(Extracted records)
▼

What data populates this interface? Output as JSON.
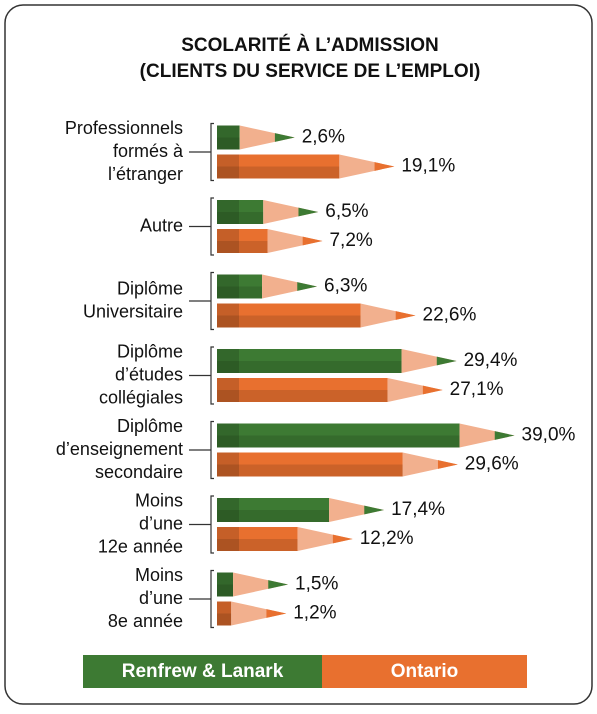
{
  "chart_data": {
    "type": "pencil-bar",
    "title": "SCOLARITÉ À L’ADMISSION",
    "subtitle": "(CLIENTS DU SERVICE DE L’EMPLOI)",
    "categories": [
      [
        "Professionnels",
        "formés à",
        "l’étranger"
      ],
      [
        "Autre"
      ],
      [
        "Diplôme",
        "Universitaire"
      ],
      [
        "Diplôme",
        "d’études",
        "collégiales"
      ],
      [
        "Diplôme",
        "d’enseignement",
        "secondaire"
      ],
      [
        "Moins",
        "d’une",
        "12e année"
      ],
      [
        "Moins",
        "d’une",
        "8e année"
      ]
    ],
    "series": [
      {
        "name": "Renfrew & Lanark",
        "color": "#3d7a33",
        "values": [
          2.6,
          6.5,
          6.3,
          29.4,
          39.0,
          17.4,
          1.5
        ],
        "value_labels": [
          "2,6%",
          "6,5%",
          "6,3%",
          "29,4%",
          "39,0%",
          "17,4%",
          "1,5%"
        ]
      },
      {
        "name": "Ontario",
        "color": "#e8702f",
        "values": [
          19.1,
          7.2,
          22.6,
          27.1,
          29.6,
          12.2,
          1.2
        ],
        "value_labels": [
          "19,1%",
          "7,2%",
          "22,6%",
          "27,1%",
          "29,6%",
          "12,2%",
          "1,2%"
        ]
      }
    ]
  }
}
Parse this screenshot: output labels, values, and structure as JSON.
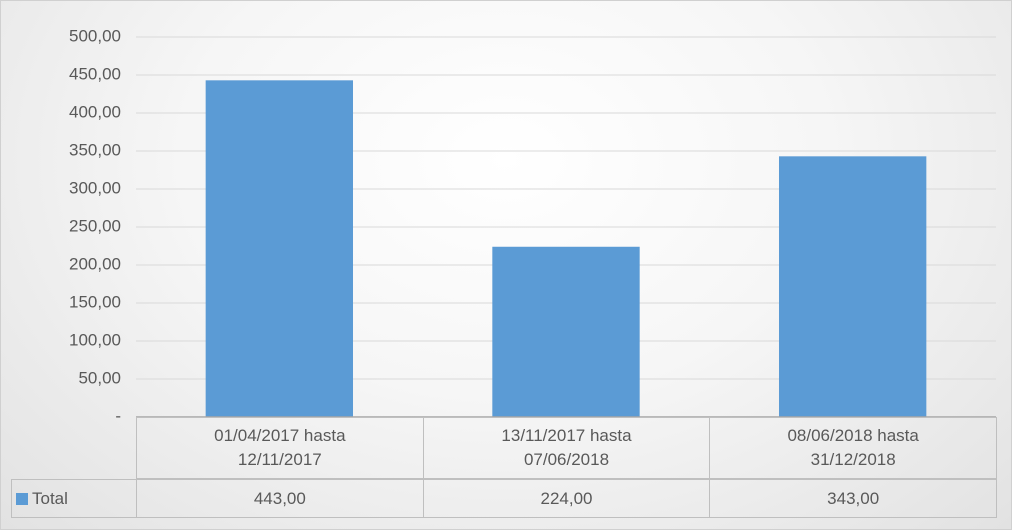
{
  "chart_data": {
    "type": "bar",
    "categories": [
      "01/04/2017 hasta 12/11/2017",
      "13/11/2017 hasta 07/06/2018",
      "08/06/2018 hasta 31/12/2018"
    ],
    "series": [
      {
        "name": "Total",
        "color": "#5b9bd5",
        "values": [
          443,
          224,
          343
        ],
        "value_labels": [
          "443,00",
          "224,00",
          "343,00"
        ]
      }
    ],
    "ylim": [
      0,
      500
    ],
    "yticks": [
      {
        "value": 0,
        "label": "-"
      },
      {
        "value": 50,
        "label": "50,00"
      },
      {
        "value": 100,
        "label": "100,00"
      },
      {
        "value": 150,
        "label": "150,00"
      },
      {
        "value": 200,
        "label": "200,00"
      },
      {
        "value": 250,
        "label": "250,00"
      },
      {
        "value": 300,
        "label": "300,00"
      },
      {
        "value": 350,
        "label": "350,00"
      },
      {
        "value": 400,
        "label": "400,00"
      },
      {
        "value": 450,
        "label": "450,00"
      },
      {
        "value": 500,
        "label": "500,00"
      }
    ],
    "grid": true
  }
}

▲

■ WHAT YOU HAVE TO DO:
Repeat the line containing "Parse this screenshot: output" and every line after it up to the end of the material above, exactly as they stand, minus the pictures.

■ CORRECT RESULT:
Parse this screenshot: output labels, values, and structure as JSON.
{
  "chart_data": {
    "type": "bar",
    "categories": [
      "01/04/2017 hasta 12/11/2017",
      "13/11/2017 hasta 07/06/2018",
      "08/06/2018 hasta 31/12/2018"
    ],
    "series": [
      {
        "name": "Total",
        "color": "#5b9bd5",
        "values": [
          443,
          224,
          343
        ],
        "value_labels": [
          "443,00",
          "224,00",
          "343,00"
        ]
      }
    ],
    "ylim": [
      0,
      500
    ],
    "yticks": [
      {
        "value": 0,
        "label": "-"
      },
      {
        "value": 50,
        "label": "50,00"
      },
      {
        "value": 100,
        "label": "100,00"
      },
      {
        "value": 150,
        "label": "150,00"
      },
      {
        "value": 200,
        "label": "200,00"
      },
      {
        "value": 250,
        "label": "250,00"
      },
      {
        "value": 300,
        "label": "300,00"
      },
      {
        "value": 350,
        "label": "350,00"
      },
      {
        "value": 400,
        "label": "400,00"
      },
      {
        "value": 450,
        "label": "450,00"
      },
      {
        "value": 500,
        "label": "500,00"
      }
    ],
    "grid": true
  }
}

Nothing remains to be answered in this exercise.